▶ Instructions to follow
Each entry in the listing below should be restated word for word.

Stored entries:

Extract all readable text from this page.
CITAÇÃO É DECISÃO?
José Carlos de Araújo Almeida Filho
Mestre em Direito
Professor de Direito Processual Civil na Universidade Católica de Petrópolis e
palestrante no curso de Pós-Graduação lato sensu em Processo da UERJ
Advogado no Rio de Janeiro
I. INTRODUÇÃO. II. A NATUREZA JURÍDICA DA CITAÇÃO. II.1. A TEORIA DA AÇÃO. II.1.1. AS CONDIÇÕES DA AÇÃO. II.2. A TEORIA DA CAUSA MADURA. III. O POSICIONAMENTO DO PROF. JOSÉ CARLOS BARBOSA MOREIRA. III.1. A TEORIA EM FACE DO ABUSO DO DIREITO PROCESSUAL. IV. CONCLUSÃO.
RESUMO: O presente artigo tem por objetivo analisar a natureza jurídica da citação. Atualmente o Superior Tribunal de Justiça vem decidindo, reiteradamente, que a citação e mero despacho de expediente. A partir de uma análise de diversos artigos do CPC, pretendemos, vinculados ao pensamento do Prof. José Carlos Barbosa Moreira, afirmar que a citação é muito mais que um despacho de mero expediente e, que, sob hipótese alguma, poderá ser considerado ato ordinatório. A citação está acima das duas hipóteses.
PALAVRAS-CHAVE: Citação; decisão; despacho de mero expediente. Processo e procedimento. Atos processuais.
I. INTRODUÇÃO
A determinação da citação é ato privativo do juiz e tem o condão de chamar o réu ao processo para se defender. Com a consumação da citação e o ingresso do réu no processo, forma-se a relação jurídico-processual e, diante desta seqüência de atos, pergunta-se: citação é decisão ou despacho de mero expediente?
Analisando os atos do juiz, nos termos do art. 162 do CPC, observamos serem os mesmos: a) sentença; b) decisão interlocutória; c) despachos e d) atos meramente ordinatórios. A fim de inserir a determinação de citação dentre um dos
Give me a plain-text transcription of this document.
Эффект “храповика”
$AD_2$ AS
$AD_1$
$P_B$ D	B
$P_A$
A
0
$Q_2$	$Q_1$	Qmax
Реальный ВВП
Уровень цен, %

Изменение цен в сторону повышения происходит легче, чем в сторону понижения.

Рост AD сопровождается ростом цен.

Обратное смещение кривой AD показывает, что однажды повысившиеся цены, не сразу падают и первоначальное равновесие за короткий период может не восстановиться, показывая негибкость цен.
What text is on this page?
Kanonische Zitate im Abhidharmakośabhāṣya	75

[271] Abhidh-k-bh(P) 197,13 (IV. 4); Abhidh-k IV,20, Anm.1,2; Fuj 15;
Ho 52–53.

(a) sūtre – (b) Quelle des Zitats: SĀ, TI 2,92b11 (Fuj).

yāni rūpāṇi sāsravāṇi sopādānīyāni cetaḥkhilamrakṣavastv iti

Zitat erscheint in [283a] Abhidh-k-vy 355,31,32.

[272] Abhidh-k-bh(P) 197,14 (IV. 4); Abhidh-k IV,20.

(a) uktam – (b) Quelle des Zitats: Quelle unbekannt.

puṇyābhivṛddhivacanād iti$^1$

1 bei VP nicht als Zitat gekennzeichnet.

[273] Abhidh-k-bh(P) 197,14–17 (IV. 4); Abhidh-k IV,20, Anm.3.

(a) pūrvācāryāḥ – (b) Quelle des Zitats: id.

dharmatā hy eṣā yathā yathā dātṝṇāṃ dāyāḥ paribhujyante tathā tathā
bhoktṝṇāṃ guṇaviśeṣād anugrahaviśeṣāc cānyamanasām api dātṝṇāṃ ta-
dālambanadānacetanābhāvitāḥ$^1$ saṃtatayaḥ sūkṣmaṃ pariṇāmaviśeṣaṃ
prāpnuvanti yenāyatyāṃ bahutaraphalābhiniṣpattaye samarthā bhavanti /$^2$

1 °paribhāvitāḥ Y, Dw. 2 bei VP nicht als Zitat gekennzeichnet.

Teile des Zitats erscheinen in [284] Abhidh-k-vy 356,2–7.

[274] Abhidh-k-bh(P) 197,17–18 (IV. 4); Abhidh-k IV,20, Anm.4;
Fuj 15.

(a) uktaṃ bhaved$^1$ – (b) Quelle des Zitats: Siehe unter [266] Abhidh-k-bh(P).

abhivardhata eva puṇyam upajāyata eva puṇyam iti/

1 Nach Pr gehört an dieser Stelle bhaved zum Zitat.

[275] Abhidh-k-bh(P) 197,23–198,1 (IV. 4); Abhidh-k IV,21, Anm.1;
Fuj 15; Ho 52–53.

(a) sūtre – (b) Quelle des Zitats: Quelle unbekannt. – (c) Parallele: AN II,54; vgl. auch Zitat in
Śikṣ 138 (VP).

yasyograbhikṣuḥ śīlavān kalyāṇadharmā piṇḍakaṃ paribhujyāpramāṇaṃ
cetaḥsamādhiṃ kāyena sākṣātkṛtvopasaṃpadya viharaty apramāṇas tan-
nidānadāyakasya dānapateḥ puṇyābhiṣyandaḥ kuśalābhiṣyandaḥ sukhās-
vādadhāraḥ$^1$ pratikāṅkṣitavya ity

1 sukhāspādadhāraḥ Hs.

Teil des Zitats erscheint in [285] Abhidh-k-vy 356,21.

▶ Complete output
Extract all readable text from this page.
CITAÇÃO É DECISÃO?
José Carlos de Araújo Almeida Filho
Mestre em Direito
Professor de Direito Processual Civil na Universidade Católica de Petrópolis e
palestrante no curso de Pós-Graduação lato sensu em Processo da UERJ
Advogado no Rio de Janeiro
I. INTRODUÇÃO. II. A NATUREZA JURÍDICA DA CITAÇÃO. II.1. A TEORIA DA AÇÃO. II.1.1. AS CONDIÇÕES DA AÇÃO. II.2. A TEORIA DA CAUSA MADURA. III. O POSICIONAMENTO DO PROF. JOSÉ CARLOS BARBOSA MOREIRA. III.1. A TEORIA EM FACE DO ABUSO DO DIREITO PROCESSUAL. IV. CONCLUSÃO.
RESUMO: O presente artigo tem por objetivo analisar a natureza jurídica da citação. Atualmente o Superior Tribunal de Justiça vem decidindo, reiteradamente, que a citação e mero despacho de expediente. A partir de uma análise de diversos artigos do CPC, pretendemos, vinculados ao pensamento do Prof. José Carlos Barbosa Moreira, afirmar que a citação é muito mais que um despacho de mero expediente e, que, sob hipótese alguma, poderá ser considerado ato ordinatório. A citação está acima das duas hipóteses.
PALAVRAS-CHAVE: Citação; decisão; despacho de mero expediente. Processo e procedimento. Atos processuais.
I. INTRODUÇÃO
A determinação da citação é ato privativo do juiz e tem o condão de chamar o réu ao processo para se defender. Com a consumação da citação e o ingresso do réu no processo, forma-se a relação jurídico-processual e, diante desta seqüência de atos, pergunta-se: citação é decisão ou despacho de mero expediente?
Analisando os atos do juiz, nos termos do art. 162 do CPC, observamos serem os mesmos: a) sentença; b) decisão interlocutória; c) despachos e d) atos meramente ordinatórios. A fim de inserir a determinação de citação dentre um dos
Give me a plain-text transcription of this document.
Эффект “храповика”
$AD_2$ AS
$AD_1$
$P_B$ D	B
$P_A$
A
0
$Q_2$	$Q_1$	Qmax
Реальный ВВП
Уровень цен, %

Изменение цен в сторону повышения происходит легче, чем в сторону понижения.

Рост AD сопровождается ростом цен.

Обратное смещение кривой AD показывает, что однажды повысившиеся цены, не сразу падают и первоначальное равновесие за короткий период может не восстановиться, показывая негибкость цен.
What text is on this page?
Kanonische Zitate im Abhidharmakośabhāṣya	75

[271] Abhidh-k-bh(P) 197,13 (IV. 4); Abhidh-k IV,20, Anm.1,2; Fuj 15;
Ho 52–53.

(a) sūtre – (b) Quelle des Zitats: SĀ, TI 2,92b11 (Fuj).

yāni rūpāṇi sāsravāṇi sopādānīyāni cetaḥkhilamrakṣavastv iti

Zitat erscheint in [283a] Abhidh-k-vy 355,31,32.

[272] Abhidh-k-bh(P) 197,14 (IV. 4); Abhidh-k IV,20.

(a) uktam – (b) Quelle des Zitats: Quelle unbekannt.

puṇyābhivṛddhivacanād iti$^1$

1 bei VP nicht als Zitat gekennzeichnet.

[273] Abhidh-k-bh(P) 197,14–17 (IV. 4); Abhidh-k IV,20, Anm.3.

(a) pūrvācāryāḥ – (b) Quelle des Zitats: id.

dharmatā hy eṣā yathā yathā dātṝṇāṃ dāyāḥ paribhujyante tathā tathā
bhoktṝṇāṃ guṇaviśeṣād anugrahaviśeṣāc cānyamanasām api dātṝṇāṃ ta-
dālambanadānacetanābhāvitāḥ$^1$ saṃtatayaḥ sūkṣmaṃ pariṇāmaviśeṣaṃ
prāpnuvanti yenāyatyāṃ bahutaraphalābhiniṣpattaye samarthā bhavanti /$^2$

1 °paribhāvitāḥ Y, Dw. 2 bei VP nicht als Zitat gekennzeichnet.

Teile des Zitats erscheinen in [284] Abhidh-k-vy 356,2–7.

[274] Abhidh-k-bh(P) 197,17–18 (IV. 4); Abhidh-k IV,20, Anm.4;
Fuj 15.

(a) uktaṃ bhaved$^1$ – (b) Quelle des Zitats: Siehe unter [266] Abhidh-k-bh(P).

abhivardhata eva puṇyam upajāyata eva puṇyam iti/

1 Nach Pr gehört an dieser Stelle bhaved zum Zitat.

[275] Abhidh-k-bh(P) 197,23–198,1 (IV. 4); Abhidh-k IV,21, Anm.1;
Fuj 15; Ho 52–53.

(a) sūtre – (b) Quelle des Zitats: Quelle unbekannt. – (c) Parallele: AN II,54; vgl. auch Zitat in
Śikṣ 138 (VP).

yasyograbhikṣuḥ śīlavān kalyāṇadharmā piṇḍakaṃ paribhujyāpramāṇaṃ
cetaḥsamādhiṃ kāyena sākṣātkṛtvopasaṃpadya viharaty apramāṇas tan-
nidānadāyakasya dānapateḥ puṇyābhiṣyandaḥ kuśalābhiṣyandaḥ sukhās-
vādadhāraḥ$^1$ pratikāṅkṣitavya ity

1 sukhāspādadhāraḥ Hs.

Teil des Zitats erscheint in [285] Abhidh-k-vy 356,21.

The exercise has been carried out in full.